* _Provided records_
= = = = = = =

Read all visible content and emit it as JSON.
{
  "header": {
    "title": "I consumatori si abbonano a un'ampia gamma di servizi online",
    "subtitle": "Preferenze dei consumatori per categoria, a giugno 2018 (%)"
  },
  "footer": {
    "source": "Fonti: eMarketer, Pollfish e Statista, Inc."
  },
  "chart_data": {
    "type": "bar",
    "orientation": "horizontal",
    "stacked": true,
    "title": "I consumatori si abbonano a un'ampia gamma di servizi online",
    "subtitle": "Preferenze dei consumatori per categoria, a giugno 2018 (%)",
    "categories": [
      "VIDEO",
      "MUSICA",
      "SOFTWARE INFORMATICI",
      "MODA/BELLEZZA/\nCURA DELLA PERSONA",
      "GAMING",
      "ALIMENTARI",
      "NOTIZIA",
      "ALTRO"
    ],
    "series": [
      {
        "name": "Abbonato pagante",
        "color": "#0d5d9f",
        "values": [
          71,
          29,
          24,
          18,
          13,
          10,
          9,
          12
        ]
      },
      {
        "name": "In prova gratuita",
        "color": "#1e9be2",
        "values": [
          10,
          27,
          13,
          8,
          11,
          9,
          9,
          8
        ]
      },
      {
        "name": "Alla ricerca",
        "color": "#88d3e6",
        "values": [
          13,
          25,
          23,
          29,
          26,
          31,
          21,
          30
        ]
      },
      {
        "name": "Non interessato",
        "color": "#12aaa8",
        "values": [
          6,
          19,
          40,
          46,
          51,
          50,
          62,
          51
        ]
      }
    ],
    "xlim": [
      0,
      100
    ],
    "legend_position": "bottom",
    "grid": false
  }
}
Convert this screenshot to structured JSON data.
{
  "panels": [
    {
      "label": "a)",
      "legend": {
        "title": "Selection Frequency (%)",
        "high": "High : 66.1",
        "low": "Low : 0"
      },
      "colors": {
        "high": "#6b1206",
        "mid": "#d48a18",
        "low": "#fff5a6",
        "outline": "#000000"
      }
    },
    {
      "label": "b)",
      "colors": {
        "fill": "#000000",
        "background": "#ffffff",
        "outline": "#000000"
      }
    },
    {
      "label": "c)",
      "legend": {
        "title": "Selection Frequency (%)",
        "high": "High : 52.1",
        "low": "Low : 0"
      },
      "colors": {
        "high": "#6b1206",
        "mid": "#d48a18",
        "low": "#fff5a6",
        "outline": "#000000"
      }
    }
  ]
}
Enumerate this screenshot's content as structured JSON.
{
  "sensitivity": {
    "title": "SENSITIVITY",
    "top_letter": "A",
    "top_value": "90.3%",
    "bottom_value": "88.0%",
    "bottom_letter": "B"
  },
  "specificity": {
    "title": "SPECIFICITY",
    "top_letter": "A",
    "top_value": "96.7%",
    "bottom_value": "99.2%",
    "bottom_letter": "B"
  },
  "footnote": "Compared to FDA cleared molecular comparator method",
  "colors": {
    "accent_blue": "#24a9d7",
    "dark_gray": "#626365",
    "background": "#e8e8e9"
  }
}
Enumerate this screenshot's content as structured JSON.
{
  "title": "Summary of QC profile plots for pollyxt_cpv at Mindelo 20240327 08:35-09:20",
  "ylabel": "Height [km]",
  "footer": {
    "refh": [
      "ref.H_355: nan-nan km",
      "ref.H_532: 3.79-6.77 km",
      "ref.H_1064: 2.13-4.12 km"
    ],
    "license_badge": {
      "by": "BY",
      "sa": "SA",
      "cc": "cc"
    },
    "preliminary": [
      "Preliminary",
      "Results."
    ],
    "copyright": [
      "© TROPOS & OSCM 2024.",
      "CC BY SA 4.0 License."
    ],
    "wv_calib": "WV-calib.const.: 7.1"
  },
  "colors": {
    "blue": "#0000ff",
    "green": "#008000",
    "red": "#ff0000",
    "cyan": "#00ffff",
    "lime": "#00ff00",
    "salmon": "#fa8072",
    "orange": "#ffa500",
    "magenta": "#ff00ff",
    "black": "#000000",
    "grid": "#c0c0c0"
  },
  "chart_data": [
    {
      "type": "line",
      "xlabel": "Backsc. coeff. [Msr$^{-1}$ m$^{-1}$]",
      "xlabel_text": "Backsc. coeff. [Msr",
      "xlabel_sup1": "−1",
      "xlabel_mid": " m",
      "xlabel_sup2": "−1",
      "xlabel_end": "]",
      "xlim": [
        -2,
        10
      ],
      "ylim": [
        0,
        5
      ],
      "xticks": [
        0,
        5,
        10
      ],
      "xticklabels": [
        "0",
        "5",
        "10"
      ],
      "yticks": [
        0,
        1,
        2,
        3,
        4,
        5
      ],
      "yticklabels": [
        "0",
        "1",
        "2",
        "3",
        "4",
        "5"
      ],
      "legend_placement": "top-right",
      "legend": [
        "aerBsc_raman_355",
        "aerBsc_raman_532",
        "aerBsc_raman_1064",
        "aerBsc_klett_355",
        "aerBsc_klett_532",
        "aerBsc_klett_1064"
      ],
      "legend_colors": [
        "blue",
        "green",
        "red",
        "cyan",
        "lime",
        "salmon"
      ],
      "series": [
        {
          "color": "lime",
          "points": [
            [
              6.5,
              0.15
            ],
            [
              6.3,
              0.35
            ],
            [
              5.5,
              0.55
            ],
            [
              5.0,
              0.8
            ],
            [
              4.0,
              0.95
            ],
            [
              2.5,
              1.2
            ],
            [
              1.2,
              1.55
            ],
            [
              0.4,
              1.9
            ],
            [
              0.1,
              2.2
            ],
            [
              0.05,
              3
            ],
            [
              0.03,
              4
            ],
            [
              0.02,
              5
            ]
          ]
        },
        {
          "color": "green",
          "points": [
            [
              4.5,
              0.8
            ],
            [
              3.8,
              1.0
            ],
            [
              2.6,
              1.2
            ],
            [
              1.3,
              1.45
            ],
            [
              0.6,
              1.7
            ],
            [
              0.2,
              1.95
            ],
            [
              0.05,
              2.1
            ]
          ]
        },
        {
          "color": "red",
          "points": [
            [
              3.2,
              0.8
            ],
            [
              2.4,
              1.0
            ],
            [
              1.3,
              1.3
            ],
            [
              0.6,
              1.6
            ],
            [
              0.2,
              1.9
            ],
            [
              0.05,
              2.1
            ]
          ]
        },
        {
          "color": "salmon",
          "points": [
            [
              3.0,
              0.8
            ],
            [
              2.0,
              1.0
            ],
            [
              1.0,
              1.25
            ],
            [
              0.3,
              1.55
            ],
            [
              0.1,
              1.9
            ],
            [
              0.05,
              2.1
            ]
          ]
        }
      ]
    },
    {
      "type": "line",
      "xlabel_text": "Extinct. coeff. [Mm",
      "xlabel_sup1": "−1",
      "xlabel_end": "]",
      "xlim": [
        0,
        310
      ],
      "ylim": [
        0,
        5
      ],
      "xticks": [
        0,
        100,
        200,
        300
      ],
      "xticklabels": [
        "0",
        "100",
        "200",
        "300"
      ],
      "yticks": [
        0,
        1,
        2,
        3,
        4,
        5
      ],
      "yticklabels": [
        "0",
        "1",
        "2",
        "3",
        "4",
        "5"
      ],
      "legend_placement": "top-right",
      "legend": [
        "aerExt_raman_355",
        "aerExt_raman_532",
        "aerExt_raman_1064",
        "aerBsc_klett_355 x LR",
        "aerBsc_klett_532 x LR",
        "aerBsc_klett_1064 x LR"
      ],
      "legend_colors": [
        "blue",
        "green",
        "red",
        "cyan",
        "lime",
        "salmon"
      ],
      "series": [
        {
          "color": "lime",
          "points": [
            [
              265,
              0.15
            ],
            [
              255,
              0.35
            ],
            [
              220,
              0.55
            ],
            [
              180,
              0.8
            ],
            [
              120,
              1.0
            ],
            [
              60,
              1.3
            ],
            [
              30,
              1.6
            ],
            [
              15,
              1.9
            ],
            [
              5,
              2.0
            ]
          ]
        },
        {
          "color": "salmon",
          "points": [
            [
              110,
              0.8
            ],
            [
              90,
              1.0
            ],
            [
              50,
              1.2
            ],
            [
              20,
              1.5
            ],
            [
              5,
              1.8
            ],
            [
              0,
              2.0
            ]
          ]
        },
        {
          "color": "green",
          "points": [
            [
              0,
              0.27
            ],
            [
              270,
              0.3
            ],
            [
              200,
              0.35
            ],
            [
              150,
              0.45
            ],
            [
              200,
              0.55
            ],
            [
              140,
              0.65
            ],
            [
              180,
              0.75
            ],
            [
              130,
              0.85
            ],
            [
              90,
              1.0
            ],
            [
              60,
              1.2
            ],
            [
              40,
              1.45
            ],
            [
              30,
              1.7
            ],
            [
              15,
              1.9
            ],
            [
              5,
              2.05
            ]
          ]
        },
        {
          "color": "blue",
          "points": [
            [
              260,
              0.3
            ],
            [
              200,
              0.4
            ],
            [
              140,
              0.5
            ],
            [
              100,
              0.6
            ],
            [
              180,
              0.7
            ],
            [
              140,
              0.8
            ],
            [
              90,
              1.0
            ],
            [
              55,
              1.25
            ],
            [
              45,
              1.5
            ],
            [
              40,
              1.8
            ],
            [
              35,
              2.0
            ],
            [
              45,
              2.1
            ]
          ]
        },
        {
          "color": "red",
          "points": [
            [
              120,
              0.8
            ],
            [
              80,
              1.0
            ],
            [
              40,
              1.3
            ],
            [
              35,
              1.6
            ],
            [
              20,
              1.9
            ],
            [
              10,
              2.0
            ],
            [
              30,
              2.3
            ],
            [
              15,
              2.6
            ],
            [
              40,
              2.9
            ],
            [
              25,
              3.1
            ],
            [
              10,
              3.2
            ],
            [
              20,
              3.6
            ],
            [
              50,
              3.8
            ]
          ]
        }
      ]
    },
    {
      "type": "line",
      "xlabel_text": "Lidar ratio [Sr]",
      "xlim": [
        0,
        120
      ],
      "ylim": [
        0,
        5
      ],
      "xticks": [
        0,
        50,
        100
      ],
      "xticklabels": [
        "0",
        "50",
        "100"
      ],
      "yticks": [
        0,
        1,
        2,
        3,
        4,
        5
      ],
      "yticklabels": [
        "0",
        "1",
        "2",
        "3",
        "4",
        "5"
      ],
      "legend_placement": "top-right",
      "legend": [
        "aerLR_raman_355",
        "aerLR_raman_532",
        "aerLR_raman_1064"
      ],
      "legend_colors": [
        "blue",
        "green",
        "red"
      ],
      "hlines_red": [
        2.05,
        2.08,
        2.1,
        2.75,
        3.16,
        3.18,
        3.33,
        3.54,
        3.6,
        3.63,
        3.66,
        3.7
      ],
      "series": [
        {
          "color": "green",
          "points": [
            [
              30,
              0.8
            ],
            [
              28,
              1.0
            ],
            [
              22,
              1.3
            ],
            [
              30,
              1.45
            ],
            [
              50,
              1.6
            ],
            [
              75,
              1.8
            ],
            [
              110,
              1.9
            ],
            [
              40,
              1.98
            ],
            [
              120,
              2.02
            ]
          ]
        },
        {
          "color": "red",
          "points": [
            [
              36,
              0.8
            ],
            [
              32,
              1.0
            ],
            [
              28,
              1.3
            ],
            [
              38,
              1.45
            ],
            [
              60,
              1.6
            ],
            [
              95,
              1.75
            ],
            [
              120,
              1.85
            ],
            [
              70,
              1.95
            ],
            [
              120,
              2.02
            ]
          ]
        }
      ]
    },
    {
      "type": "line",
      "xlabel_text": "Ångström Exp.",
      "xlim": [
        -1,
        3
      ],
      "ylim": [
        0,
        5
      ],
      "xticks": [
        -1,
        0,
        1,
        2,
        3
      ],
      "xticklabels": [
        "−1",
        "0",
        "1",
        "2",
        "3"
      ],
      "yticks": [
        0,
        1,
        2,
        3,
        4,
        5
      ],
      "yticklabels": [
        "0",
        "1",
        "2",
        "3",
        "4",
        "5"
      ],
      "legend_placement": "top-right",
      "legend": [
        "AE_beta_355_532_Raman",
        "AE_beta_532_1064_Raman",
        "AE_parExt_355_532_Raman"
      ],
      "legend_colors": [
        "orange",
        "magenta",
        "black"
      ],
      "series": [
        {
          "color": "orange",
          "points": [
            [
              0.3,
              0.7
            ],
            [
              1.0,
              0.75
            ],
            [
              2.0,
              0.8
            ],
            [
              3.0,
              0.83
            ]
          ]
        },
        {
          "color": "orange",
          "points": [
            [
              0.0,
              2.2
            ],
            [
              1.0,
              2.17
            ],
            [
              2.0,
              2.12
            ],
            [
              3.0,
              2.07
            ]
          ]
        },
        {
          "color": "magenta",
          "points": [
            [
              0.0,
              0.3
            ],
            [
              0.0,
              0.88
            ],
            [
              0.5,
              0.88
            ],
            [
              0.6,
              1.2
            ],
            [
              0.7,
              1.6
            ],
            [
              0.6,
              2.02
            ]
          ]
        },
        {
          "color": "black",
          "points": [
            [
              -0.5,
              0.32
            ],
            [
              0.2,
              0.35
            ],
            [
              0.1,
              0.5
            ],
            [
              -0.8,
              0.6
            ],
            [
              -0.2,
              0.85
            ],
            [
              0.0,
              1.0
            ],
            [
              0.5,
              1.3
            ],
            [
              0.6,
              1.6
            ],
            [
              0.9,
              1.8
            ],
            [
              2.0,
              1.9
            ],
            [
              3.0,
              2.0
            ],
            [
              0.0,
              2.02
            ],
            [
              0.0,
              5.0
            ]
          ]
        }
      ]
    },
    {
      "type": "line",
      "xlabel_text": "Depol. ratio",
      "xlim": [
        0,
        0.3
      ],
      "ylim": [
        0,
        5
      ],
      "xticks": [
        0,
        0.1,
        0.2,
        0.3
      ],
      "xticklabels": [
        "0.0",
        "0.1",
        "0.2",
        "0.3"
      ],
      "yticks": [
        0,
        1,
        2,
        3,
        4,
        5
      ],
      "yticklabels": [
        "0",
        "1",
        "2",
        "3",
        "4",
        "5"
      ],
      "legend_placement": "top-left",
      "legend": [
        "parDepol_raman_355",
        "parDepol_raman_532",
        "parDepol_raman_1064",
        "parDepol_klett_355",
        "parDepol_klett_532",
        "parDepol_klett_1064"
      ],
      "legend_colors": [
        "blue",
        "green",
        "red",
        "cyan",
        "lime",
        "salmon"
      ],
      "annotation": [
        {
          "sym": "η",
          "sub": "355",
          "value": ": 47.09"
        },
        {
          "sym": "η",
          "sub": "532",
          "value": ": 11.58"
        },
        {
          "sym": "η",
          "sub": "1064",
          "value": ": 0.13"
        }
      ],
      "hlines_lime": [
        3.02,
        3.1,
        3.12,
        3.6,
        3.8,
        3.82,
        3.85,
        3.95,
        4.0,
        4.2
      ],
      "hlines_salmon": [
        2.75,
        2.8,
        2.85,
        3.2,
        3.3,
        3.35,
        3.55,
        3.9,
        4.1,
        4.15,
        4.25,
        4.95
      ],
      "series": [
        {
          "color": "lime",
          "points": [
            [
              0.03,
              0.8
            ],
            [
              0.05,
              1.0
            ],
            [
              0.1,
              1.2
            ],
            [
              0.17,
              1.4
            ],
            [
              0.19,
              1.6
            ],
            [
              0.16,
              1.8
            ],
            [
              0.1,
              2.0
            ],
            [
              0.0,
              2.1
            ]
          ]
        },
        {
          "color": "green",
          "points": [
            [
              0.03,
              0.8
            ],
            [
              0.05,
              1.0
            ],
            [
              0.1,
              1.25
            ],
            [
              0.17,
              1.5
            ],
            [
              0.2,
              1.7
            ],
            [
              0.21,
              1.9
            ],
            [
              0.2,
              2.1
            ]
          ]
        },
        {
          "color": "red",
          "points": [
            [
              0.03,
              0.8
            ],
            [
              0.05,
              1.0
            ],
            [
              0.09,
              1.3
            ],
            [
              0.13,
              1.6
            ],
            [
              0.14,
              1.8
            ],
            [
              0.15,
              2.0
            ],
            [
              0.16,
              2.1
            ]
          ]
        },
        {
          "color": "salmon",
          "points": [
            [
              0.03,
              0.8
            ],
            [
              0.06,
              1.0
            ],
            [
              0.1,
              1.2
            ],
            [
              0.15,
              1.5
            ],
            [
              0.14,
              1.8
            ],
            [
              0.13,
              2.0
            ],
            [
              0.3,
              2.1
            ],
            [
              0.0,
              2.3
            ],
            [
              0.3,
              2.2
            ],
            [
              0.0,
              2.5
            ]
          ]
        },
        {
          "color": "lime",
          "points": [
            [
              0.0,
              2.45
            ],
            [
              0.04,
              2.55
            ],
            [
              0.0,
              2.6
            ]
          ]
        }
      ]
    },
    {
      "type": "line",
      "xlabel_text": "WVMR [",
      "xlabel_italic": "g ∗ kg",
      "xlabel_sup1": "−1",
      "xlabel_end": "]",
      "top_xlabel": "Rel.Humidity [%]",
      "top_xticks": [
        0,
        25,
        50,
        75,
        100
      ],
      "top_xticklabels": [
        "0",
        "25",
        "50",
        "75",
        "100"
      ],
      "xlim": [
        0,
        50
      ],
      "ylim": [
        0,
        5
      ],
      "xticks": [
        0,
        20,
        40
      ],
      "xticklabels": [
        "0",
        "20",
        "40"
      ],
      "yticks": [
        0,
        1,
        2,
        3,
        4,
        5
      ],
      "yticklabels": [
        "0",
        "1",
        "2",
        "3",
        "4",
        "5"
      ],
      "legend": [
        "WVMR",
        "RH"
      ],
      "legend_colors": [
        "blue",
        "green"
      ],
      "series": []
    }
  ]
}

= = = = = = =

* _Your objective_
Check every line of the data, and copy the ones that contain "background".

* _Complete response_
        "background": "#ffffff",
    "background": "#e8e8e9"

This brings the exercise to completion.